GIVEN REQUEST - Write out the entries below once more, exactly.

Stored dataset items
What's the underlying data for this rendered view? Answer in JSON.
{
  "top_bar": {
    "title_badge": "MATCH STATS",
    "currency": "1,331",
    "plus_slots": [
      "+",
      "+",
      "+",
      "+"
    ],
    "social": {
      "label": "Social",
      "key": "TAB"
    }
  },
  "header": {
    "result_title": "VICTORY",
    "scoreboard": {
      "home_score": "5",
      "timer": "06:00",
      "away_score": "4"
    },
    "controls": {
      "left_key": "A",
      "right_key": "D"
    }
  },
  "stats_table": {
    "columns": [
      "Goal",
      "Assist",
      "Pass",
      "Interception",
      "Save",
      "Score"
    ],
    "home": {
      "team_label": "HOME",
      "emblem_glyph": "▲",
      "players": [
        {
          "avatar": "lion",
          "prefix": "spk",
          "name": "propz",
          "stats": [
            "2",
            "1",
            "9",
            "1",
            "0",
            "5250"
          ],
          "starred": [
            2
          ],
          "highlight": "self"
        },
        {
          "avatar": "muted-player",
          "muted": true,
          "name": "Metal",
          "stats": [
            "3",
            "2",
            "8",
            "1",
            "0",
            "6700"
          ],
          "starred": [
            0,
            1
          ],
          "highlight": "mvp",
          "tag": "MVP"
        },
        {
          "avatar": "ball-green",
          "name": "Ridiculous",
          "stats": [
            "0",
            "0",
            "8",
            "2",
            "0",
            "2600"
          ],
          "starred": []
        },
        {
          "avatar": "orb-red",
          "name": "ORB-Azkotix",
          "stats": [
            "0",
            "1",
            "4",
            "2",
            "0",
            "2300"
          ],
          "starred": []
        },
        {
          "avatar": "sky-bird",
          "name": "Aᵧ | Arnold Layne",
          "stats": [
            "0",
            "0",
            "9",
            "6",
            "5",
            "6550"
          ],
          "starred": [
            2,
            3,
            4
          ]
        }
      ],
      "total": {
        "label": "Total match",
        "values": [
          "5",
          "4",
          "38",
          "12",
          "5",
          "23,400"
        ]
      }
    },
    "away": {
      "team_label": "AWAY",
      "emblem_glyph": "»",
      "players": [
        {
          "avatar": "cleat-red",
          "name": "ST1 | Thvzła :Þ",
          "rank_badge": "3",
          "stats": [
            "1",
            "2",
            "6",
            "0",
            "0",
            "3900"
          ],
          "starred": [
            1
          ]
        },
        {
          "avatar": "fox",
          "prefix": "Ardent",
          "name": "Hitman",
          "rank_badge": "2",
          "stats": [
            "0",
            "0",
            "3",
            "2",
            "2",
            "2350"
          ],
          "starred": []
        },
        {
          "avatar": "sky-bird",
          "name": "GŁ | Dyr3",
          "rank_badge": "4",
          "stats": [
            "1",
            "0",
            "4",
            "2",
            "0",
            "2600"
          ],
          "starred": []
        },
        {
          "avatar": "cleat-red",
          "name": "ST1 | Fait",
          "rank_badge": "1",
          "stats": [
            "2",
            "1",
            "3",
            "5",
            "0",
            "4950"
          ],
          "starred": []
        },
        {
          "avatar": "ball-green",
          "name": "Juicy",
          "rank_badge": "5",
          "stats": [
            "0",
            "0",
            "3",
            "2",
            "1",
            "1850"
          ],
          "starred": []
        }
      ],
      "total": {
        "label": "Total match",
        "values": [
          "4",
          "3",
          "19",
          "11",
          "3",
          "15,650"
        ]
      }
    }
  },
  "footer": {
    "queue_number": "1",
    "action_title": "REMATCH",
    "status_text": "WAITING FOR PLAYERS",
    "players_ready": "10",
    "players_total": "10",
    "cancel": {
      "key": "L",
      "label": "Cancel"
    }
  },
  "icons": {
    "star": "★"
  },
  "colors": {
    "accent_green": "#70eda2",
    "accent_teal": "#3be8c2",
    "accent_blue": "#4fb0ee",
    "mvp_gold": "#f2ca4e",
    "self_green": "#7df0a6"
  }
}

EXERCISE ANSWER -
What's the underlying data for this rendered view? Answer in JSON.
{
  "top_bar": {
    "title_badge": "MATCH STATS",
    "currency": "1,331",
    "plus_slots": [
      "+",
      "+",
      "+",
      "+"
    ],
    "social": {
      "label": "Social",
      "key": "TAB"
    }
  },
  "header": {
    "result_title": "VICTORY",
    "scoreboard": {
      "home_score": "5",
      "timer": "06:00",
      "away_score": "4"
    },
    "controls": {
      "left_key": "A",
      "right_key": "D"
    }
  },
  "stats_table": {
    "columns": [
      "Goal",
      "Assist",
      "Pass",
      "Interception",
      "Save",
      "Score"
    ],
    "home": {
      "team_label": "HOME",
      "emblem_glyph": "▲",
      "players": [
        {
          "avatar": "lion",
          "prefix": "spk",
          "name": "propz",
          "stats": [
            "2",
            "1",
            "9",
            "1",
            "0",
            "5250"
          ],
          "starred": [
            2
          ],
          "highlight": "self"
        },
        {
          "avatar": "muted-player",
          "muted": true,
          "name": "Metal",
          "stats": [
            "3",
            "2",
            "8",
            "1",
            "0",
            "6700"
          ],
          "starred": [
            0,
            1
          ],
          "highlight": "mvp",
          "tag": "MVP"
        },
        {
          "avatar": "ball-green",
          "name": "Ridiculous",
          "stats": [
            "0",
            "0",
            "8",
            "2",
            "0",
            "2600"
          ],
          "starred": []
        },
        {
          "avatar": "orb-red",
          "name": "ORB-Azkotix",
          "stats": [
            "0",
            "1",
            "4",
            "2",
            "0",
            "2300"
          ],
          "starred": []
        },
        {
          "avatar": "sky-bird",
          "name": "Aᵧ | Arnold Layne",
          "stats": [
            "0",
            "0",
            "9",
            "6",
            "5",
            "6550"
          ],
          "starred": [
            2,
            3,
            4
          ]
        }
      ],
      "total": {
        "label": "Total match",
        "values": [
          "5",
          "4",
          "38",
          "12",
          "5",
          "23,400"
        ]
      }
    },
    "away": {
      "team_label": "AWAY",
      "emblem_glyph": "»",
      "players": [
        {
          "avatar": "cleat-red",
          "name": "ST1 | Thvzła :Þ",
          "rank_badge": "3",
          "stats": [
            "1",
            "2",
            "6",
            "0",
            "0",
            "3900"
          ],
          "starred": [
            1
          ]
        },
        {
          "avatar": "fox",
          "prefix": "Ardent",
          "name": "Hitman",
          "rank_badge": "2",
          "stats": [
            "0",
            "0",
            "3",
            "2",
            "2",
            "2350"
          ],
          "starred": []
        },
        {
          "avatar": "sky-bird",
          "name": "GŁ | Dyr3",
          "rank_badge": "4",
          "stats": [
            "1",
            "0",
            "4",
            "2",
            "0",
            "2600"
          ],
          "starred": []
        },
        {
          "avatar": "cleat-red",
          "name": "ST1 | Fait",
          "rank_badge": "1",
          "stats": [
            "2",
            "1",
            "3",
            "5",
            "0",
            "4950"
          ],
          "starred": []
        },
        {
          "avatar": "ball-green",
          "name": "Juicy",
          "rank_badge": "5",
          "stats": [
            "0",
            "0",
            "3",
            "2",
            "1",
            "1850"
          ],
          "starred": []
        }
      ],
      "total": {
        "label": "Total match",
        "values": [
          "4",
          "3",
          "19",
          "11",
          "3",
          "15,650"
        ]
      }
    }
  },
  "footer": {
    "queue_number": "1",
    "action_title": "REMATCH",
    "status_text": "WAITING FOR PLAYERS",
    "players_ready": "10",
    "players_total": "10",
    "cancel": {
      "key": "L",
      "label": "Cancel"
    }
  },
  "icons": {
    "star": "★"
  },
  "colors": {
    "accent_green": "#70eda2",
    "accent_teal": "#3be8c2",
    "accent_blue": "#4fb0ee",
    "mvp_gold": "#f2ca4e",
    "self_green": "#7df0a6"
  }
}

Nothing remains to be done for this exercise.